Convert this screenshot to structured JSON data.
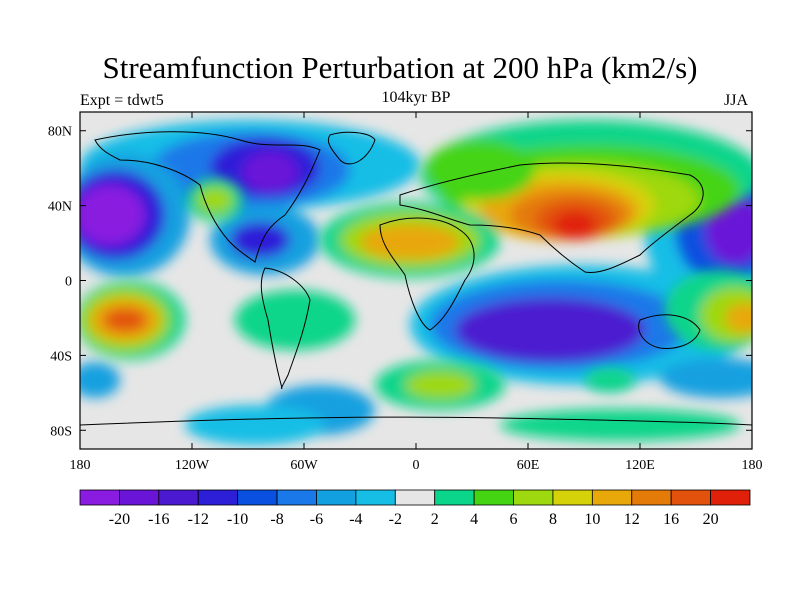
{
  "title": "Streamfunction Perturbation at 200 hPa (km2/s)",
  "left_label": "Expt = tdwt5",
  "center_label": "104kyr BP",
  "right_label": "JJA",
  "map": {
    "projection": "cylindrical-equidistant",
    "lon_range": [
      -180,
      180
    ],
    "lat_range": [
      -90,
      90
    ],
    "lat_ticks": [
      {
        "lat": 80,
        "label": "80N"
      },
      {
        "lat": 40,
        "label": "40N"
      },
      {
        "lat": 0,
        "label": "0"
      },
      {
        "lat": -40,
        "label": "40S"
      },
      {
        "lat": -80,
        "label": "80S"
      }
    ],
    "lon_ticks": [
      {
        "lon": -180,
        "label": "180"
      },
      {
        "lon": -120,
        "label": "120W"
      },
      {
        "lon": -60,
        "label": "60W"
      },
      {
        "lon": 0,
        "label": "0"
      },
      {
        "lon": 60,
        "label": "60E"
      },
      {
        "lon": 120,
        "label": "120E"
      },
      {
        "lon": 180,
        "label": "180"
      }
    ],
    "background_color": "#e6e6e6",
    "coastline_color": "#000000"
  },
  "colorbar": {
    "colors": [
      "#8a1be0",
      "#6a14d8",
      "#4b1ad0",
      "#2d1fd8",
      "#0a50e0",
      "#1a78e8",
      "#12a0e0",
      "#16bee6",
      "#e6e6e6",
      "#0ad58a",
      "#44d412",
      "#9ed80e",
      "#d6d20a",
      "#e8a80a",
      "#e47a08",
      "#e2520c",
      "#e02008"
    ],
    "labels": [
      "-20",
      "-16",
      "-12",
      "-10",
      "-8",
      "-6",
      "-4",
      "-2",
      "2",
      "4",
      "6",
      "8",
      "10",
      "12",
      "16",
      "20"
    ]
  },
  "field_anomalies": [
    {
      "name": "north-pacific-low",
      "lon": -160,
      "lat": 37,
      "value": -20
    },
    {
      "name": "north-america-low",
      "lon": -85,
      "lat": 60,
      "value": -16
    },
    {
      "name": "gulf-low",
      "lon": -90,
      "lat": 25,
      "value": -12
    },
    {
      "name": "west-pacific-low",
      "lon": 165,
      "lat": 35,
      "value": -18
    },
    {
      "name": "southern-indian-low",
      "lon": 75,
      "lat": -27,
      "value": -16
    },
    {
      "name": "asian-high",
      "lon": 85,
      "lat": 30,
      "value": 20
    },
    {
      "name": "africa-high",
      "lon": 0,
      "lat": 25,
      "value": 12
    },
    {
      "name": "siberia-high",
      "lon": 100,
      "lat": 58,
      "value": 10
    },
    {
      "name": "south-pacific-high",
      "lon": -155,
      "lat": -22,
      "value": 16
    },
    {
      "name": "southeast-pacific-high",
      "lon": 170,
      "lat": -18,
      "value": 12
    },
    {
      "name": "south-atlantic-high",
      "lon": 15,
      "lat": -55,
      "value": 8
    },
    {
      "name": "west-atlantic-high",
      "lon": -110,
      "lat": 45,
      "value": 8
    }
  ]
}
————
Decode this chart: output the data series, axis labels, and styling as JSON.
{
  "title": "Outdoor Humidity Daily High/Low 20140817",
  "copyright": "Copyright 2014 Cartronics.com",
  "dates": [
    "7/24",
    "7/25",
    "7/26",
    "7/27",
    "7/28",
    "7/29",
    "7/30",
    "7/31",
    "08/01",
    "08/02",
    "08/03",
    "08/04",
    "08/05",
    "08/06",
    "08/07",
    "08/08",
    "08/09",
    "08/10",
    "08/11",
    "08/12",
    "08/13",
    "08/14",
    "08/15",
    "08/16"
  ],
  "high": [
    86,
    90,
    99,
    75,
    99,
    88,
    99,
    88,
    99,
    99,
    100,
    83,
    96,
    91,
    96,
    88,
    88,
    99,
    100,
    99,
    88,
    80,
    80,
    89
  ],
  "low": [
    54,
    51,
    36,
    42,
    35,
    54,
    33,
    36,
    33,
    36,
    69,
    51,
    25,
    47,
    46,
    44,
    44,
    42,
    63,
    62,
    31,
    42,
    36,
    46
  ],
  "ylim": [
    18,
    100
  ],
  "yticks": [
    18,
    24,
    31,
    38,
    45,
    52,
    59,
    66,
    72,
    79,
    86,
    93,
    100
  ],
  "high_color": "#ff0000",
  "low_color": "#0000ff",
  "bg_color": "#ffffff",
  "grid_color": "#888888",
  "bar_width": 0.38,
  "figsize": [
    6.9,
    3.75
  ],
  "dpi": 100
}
————
### JOB
Your task is to pick out every line with the string "west" and copy it.

### THE SOLUTION
      "name": "west-pacific-low",
      "name": "west-atlantic-high",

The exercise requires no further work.